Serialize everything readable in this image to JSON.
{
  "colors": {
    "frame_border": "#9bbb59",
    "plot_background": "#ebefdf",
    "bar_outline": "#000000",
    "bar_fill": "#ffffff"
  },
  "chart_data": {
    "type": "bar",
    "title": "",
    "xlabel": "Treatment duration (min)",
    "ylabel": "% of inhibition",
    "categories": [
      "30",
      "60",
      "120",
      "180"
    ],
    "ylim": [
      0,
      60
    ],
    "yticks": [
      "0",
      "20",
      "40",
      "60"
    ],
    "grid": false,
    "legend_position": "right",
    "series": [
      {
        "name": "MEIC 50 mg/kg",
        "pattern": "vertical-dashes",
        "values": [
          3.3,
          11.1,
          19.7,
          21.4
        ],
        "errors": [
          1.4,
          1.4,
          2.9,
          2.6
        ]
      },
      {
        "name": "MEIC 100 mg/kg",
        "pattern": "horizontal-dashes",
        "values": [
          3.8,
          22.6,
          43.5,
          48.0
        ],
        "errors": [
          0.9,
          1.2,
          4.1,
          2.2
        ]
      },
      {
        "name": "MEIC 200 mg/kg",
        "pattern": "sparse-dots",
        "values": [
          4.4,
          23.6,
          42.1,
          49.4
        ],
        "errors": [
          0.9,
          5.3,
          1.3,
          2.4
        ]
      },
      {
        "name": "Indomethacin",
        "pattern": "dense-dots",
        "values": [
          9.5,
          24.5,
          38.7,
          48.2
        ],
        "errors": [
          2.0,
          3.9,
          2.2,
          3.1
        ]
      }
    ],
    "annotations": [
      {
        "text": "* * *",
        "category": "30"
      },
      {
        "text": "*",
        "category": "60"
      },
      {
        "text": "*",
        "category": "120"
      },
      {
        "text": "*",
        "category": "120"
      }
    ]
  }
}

### WHAT THE EXERCISE ASKS
Copy down the material exactly as written.

### WRITTEN RESPONSE
Serialize everything readable in this image to JSON.
{
  "colors": {
    "frame_border": "#9bbb59",
    "plot_background": "#ebefdf",
    "bar_outline": "#000000",
    "bar_fill": "#ffffff"
  },
  "chart_data": {
    "type": "bar",
    "title": "",
    "xlabel": "Treatment duration (min)",
    "ylabel": "% of inhibition",
    "categories": [
      "30",
      "60",
      "120",
      "180"
    ],
    "ylim": [
      0,
      60
    ],
    "yticks": [
      "0",
      "20",
      "40",
      "60"
    ],
    "grid": false,
    "legend_position": "right",
    "series": [
      {
        "name": "MEIC 50 mg/kg",
        "pattern": "vertical-dashes",
        "values": [
          3.3,
          11.1,
          19.7,
          21.4
        ],
        "errors": [
          1.4,
          1.4,
          2.9,
          2.6
        ]
      },
      {
        "name": "MEIC 100 mg/kg",
        "pattern": "horizontal-dashes",
        "values": [
          3.8,
          22.6,
          43.5,
          48.0
        ],
        "errors": [
          0.9,
          1.2,
          4.1,
          2.2
        ]
      },
      {
        "name": "MEIC 200 mg/kg",
        "pattern": "sparse-dots",
        "values": [
          4.4,
          23.6,
          42.1,
          49.4
        ],
        "errors": [
          0.9,
          5.3,
          1.3,
          2.4
        ]
      },
      {
        "name": "Indomethacin",
        "pattern": "dense-dots",
        "values": [
          9.5,
          24.5,
          38.7,
          48.2
        ],
        "errors": [
          2.0,
          3.9,
          2.2,
          3.1
        ]
      }
    ],
    "annotations": [
      {
        "text": "* * *",
        "category": "30"
      },
      {
        "text": "*",
        "category": "60"
      },
      {
        "text": "*",
        "category": "120"
      },
      {
        "text": "*",
        "category": "120"
      }
    ]
  }
}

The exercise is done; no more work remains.